**Your goal**
In the page excerpt on transcription, what does setting condition_on_previous_text=False prevent?

(Beginning of Page excerpt)

Transcription is the front of the pipeline: faster-whisper produces the word-level timestamps every detector builds on. The logic lives in asr.py:transcribe (asr.py:34). The README's "Transcription device" section covers the user-facing install/GPU story; this is the maintainer's view of the three non-obvious choices in this module.

Model, device, compute type

transcribe(path, model_name="large-v3", verbatim=True, device="auto", compute_type="auto") maps directly to the CLI's --model, --device, and --compute-type. faster_whisper.WhisperModel is lazy-imported inside the function (asr.py:51) — it's heavy, and the pure-logic test suite must import the rest of the package without paying for it (see the README's Tests section).

large-v3 is the default for best accuracy; medium.en is a faster balance and small.en faster still. The model choice matters for detection quality: a larger model produces tighter word boundaries, which directly improves the intra-word and overlong detectors (they reason about word duration). device and compute_type are passed straight through to WhisperModel.

The verbatim prompt (asr.py:VERBATIM_PROMPT)

Whisper was trained to produce readable transcripts, so by default it silently cleans up disfluencies — which would leave the word-list detector (detection.md, pass 1) with nothing to match. Two settings on the model.transcribe call (asr.py:57–62) bias it the other way:

  • initial_prompt=VERBATIM_PROMPT — a short primer ("Um, uh, er, erm, ah, hmm. … Verbatim transcription including all filler words and disfluencies.") that conditions the model to emit fillers as tokens.
  • condition_on_previous_text=False — otherwise each segment is conditioned on the model's own prior output, which dilutes the prompt's influence as transcription proceeds.

Together these make the cheap, exact word-list detector viable; the three acoustic detectors are the safety net for fillers Whisper still drops or fuses despite the prompt.

CUDA → CPU fallback (asr._is_recoverable_cuda_error)

(End of Page excerpt)
(Beginning of Data records)

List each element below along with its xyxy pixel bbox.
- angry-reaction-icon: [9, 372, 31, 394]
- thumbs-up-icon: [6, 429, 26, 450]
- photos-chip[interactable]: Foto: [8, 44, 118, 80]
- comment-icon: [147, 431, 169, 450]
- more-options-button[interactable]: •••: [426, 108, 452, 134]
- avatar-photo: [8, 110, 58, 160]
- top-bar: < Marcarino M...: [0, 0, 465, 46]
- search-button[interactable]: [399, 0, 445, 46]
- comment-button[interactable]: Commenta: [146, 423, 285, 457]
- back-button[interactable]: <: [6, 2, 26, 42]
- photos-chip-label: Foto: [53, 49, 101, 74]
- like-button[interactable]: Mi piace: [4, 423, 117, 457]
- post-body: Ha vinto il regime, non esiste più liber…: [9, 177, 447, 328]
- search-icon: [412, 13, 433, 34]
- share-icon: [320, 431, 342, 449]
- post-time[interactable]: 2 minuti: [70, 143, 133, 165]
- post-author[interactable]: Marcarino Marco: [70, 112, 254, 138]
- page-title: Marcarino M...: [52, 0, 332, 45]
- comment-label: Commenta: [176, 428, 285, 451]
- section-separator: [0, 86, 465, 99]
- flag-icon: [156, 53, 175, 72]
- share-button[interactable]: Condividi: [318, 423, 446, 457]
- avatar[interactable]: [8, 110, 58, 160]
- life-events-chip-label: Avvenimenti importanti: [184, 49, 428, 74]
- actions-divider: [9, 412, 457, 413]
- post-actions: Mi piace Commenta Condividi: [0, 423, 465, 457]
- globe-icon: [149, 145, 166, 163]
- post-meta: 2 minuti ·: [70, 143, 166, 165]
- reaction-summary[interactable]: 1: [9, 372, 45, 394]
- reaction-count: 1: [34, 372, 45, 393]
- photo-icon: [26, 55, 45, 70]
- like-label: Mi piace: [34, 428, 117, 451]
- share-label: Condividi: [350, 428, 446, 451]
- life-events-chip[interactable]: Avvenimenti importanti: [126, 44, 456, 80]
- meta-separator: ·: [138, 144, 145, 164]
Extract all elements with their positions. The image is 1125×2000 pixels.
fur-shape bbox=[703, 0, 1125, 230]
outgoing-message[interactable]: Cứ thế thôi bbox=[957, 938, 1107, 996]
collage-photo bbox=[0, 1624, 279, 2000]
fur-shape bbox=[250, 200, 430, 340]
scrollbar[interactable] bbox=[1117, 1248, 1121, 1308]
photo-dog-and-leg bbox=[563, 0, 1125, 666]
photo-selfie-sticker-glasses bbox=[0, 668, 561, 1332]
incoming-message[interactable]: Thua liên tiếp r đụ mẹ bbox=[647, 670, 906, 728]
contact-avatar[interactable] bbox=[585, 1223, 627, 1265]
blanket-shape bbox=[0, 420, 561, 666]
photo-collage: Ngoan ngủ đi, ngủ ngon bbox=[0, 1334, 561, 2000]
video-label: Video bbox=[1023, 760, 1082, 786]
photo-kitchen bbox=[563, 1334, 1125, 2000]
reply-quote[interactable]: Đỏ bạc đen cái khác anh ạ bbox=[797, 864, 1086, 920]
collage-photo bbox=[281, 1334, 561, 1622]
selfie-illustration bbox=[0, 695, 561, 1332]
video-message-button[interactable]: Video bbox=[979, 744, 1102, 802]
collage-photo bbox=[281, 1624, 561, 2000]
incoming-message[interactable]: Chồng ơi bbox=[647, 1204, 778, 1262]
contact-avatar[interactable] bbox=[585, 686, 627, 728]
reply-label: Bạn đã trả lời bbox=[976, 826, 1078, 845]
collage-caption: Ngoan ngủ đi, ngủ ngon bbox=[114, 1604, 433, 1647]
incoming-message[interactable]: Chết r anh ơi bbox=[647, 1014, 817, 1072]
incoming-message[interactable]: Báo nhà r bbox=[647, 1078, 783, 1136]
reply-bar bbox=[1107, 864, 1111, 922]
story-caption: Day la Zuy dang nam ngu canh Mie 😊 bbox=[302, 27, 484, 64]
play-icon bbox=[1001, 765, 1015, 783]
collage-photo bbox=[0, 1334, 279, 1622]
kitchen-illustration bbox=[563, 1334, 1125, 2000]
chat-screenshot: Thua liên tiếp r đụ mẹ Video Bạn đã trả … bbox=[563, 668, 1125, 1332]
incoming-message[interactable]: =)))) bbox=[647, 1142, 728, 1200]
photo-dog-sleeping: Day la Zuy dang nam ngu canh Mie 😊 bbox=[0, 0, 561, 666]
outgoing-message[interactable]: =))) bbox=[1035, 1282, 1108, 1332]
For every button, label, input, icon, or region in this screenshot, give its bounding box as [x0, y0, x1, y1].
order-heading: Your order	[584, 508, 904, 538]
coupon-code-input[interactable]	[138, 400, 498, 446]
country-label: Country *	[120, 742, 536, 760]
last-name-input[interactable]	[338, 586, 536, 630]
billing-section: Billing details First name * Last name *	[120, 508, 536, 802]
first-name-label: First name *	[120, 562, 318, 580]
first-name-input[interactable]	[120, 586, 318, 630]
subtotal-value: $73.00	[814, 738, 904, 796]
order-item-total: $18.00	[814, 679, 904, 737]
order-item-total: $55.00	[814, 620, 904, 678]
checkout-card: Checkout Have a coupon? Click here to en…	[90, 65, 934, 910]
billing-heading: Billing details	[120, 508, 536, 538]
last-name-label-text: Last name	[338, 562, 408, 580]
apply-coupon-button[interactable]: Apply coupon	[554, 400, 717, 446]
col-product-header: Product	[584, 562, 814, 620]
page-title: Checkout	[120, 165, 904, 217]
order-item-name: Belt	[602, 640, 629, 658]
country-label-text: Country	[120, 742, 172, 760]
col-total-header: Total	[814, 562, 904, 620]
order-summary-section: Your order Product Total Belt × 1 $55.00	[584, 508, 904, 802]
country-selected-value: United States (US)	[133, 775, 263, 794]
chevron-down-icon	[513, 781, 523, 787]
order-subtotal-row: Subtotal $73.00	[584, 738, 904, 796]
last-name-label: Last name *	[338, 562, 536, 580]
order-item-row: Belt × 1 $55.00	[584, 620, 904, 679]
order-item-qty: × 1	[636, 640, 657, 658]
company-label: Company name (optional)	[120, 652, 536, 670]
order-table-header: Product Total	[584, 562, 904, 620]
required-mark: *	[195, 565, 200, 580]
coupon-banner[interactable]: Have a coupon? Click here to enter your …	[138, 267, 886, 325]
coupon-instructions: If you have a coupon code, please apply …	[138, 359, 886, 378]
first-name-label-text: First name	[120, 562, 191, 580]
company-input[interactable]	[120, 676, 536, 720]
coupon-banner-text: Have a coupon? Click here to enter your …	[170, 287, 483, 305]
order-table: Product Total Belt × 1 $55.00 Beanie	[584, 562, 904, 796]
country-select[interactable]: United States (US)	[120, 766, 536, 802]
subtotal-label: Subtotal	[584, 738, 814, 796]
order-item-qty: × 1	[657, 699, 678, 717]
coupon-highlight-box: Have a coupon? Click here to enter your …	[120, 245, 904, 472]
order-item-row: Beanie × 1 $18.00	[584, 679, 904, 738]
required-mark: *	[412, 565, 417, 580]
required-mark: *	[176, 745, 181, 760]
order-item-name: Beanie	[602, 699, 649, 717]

(End of Data records)

**Written answer**
It prevents each segment from being conditioned on the model's own prior output, which would dilute the prompt's influence as transcription proceeds.